§ **EXERCISE DETAILS**: Search the listing below for the string "είναι" and show each line that contains it.

§ **THE RECORDS**:
^^^^^^^^^^^^^^^^
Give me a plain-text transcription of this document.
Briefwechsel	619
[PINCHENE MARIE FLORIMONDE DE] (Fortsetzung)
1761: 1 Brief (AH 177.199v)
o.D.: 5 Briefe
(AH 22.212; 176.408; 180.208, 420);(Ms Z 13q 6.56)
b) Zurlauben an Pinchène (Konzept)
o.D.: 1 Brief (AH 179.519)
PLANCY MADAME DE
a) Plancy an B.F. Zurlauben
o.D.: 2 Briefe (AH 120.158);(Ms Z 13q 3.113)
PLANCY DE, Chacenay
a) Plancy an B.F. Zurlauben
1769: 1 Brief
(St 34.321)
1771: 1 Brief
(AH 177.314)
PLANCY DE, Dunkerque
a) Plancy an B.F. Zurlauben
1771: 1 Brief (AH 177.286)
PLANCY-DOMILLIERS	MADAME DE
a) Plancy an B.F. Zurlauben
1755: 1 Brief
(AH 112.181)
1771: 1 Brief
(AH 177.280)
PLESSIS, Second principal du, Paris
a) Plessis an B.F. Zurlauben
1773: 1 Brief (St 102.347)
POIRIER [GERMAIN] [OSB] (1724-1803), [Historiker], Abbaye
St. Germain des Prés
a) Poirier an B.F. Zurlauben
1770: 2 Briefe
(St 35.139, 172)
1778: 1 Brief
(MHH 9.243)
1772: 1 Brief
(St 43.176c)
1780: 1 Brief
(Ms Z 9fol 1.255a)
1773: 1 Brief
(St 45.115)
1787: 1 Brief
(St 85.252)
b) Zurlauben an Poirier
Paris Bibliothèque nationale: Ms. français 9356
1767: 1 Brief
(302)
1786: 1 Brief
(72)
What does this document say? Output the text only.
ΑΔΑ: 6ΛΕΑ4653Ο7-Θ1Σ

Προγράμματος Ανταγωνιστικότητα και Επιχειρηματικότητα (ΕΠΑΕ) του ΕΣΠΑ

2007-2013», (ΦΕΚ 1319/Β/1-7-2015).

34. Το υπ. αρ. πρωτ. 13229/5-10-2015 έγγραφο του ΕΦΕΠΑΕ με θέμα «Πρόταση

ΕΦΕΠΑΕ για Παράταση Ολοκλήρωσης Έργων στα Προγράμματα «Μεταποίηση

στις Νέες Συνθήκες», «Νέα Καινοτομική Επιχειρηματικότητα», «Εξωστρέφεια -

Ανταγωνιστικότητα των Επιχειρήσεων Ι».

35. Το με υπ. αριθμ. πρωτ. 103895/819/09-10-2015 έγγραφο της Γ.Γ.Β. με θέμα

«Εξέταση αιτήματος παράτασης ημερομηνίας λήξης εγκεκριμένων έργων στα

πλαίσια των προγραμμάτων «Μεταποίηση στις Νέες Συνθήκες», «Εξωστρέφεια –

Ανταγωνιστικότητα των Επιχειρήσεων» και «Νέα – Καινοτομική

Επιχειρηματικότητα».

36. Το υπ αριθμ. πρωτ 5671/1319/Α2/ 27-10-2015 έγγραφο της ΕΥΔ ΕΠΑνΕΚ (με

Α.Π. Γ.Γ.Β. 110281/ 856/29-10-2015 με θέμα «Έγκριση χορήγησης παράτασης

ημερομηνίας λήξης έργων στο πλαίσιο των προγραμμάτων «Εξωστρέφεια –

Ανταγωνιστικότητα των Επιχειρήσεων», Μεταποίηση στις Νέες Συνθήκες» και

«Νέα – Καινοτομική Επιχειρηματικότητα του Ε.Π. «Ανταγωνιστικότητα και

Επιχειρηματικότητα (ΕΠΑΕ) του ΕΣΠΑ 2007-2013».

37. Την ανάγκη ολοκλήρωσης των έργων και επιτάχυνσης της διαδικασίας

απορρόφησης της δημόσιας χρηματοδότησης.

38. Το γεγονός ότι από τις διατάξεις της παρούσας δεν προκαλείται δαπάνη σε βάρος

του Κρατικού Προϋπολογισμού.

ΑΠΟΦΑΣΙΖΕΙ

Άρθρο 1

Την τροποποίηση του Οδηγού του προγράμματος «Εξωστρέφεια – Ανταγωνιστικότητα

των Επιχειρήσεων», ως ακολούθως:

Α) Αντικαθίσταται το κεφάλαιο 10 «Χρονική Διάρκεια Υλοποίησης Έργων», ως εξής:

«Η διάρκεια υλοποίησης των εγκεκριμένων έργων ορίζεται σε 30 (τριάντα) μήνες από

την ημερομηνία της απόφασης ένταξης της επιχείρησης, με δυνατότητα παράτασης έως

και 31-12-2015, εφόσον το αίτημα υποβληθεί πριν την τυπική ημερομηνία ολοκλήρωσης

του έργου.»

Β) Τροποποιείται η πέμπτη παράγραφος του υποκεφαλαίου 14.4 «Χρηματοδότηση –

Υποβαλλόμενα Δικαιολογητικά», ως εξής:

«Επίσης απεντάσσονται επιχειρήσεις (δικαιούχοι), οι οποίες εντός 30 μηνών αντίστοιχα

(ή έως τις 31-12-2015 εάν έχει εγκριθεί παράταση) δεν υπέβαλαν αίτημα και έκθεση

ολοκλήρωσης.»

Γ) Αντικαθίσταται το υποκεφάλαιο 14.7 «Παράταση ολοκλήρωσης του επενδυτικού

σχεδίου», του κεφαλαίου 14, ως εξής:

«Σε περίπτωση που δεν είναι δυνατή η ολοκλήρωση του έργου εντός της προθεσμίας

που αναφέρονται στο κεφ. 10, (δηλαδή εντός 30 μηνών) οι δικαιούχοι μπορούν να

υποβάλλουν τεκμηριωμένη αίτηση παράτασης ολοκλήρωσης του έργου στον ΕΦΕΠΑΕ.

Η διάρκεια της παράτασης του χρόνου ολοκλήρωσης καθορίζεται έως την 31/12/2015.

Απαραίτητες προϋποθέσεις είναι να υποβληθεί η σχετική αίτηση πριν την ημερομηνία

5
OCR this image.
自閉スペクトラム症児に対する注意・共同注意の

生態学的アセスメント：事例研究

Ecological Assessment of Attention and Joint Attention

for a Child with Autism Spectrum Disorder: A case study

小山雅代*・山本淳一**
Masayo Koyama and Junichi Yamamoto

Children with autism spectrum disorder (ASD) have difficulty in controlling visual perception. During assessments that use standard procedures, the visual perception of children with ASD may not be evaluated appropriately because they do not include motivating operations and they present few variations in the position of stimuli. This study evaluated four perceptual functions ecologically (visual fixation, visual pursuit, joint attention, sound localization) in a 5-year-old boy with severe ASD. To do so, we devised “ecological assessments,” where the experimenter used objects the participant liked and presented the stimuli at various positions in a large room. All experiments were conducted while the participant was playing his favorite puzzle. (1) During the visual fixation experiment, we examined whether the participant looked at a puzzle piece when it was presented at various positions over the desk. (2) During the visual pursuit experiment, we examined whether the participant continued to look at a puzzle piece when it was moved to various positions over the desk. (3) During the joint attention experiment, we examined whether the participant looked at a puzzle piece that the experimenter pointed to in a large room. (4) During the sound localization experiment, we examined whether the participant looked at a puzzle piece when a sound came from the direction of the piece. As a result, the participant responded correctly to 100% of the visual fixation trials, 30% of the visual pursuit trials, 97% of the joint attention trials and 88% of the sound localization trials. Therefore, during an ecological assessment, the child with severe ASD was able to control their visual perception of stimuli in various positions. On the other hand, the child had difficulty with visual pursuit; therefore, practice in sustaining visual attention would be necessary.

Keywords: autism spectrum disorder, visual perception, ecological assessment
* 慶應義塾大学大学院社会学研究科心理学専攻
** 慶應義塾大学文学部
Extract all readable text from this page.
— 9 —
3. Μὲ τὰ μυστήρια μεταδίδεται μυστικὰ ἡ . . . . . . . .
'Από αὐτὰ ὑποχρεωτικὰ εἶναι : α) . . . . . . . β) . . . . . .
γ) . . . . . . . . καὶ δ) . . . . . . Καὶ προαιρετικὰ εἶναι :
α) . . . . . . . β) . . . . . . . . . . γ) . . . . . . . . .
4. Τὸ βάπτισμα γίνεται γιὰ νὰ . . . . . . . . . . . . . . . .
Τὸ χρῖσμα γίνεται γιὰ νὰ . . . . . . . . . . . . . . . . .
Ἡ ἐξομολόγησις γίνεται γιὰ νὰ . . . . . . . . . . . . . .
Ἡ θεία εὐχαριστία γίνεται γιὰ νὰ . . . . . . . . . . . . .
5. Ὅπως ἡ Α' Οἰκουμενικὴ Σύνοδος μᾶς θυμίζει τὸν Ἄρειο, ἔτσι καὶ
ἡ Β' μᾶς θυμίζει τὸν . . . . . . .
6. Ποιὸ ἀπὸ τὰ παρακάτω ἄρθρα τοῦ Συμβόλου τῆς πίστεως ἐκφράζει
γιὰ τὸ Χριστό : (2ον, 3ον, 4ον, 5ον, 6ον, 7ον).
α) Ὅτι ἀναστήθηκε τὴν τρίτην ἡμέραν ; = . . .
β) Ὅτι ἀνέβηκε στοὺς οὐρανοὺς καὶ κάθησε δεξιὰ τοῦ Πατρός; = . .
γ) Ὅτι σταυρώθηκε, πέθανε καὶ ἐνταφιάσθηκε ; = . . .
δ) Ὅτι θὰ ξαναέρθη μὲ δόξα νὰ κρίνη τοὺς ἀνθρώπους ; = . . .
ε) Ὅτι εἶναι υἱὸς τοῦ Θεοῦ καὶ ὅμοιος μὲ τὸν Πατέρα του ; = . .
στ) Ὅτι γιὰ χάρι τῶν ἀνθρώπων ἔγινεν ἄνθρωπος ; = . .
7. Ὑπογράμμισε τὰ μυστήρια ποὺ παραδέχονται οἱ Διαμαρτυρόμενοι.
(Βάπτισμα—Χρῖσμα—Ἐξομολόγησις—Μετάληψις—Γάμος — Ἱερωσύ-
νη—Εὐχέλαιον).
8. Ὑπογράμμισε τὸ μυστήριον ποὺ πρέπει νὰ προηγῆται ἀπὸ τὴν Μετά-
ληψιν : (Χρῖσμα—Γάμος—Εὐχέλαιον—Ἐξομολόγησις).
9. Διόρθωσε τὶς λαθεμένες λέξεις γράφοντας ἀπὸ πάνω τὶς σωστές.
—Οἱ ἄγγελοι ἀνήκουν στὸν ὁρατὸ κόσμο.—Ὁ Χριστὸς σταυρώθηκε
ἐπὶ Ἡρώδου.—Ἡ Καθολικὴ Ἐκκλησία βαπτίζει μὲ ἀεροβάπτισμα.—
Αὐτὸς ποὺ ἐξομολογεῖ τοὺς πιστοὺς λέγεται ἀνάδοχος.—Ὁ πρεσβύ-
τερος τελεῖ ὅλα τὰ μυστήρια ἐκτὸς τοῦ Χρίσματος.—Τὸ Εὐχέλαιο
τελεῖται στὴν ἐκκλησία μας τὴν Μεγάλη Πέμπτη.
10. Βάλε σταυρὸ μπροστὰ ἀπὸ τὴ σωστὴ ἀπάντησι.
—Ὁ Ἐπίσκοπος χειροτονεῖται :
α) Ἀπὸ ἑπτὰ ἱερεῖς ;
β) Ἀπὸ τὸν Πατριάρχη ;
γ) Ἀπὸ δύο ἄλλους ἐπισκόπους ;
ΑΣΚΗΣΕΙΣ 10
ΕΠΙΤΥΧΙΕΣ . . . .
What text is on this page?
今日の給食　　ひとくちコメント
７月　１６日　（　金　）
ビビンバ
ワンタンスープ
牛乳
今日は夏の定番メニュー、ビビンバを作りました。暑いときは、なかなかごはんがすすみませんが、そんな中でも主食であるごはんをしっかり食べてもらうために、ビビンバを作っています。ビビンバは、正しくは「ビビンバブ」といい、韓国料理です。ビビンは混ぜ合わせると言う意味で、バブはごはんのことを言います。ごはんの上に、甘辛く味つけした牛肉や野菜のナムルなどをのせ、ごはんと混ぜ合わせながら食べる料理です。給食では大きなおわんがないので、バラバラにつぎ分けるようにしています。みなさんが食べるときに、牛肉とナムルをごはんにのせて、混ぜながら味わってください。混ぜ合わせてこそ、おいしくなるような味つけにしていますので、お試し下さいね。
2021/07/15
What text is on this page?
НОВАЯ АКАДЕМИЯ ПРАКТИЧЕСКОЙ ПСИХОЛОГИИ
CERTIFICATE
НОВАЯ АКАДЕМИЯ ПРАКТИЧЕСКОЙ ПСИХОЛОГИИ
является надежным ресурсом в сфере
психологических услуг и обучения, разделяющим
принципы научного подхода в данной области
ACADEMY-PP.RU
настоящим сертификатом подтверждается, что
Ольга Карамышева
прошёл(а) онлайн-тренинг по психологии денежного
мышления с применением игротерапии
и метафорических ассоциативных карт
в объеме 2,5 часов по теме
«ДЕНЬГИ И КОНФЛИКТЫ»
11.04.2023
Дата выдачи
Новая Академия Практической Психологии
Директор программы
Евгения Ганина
^^^^^^^^^^^^^^^^
§ **ANSWER**:
«Σε περίπτωση που δεν είναι δυνατή η ολοκλήρωση του έργου εντός της προθεσμίας
Απαραίτητες προϋποθέσεις είναι να υποβληθεί η σχετική αίτηση πριν την ημερομηνία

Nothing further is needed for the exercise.